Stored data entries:
◇ ◇ ◇ ◇ ◇

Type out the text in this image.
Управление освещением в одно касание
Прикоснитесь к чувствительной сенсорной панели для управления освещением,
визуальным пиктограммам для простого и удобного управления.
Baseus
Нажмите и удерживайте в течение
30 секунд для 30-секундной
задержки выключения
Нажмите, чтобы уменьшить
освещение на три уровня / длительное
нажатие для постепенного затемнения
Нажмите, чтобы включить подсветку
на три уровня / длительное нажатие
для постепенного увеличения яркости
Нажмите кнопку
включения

◇ ◇ ◇ ◇ ◇

Task prompt> Reproduce every line above without error.

Exercise result>
Type out the text in this image.
Управление освещением в одно касание
Прикоснитесь к чувствительной сенсорной панели для управления освещением,
визуальным пиктограммам для простого и удобного управления.
Baseus
Нажмите и удерживайте в течение
30 секунд для 30-секундной
задержки выключения
Нажмите, чтобы уменьшить
освещение на три уровня / длительное
нажатие для постепенного затемнения
Нажмите, чтобы включить подсветку
на три уровня / длительное нажатие
для постепенного увеличения яркости
Нажмите кнопку
включения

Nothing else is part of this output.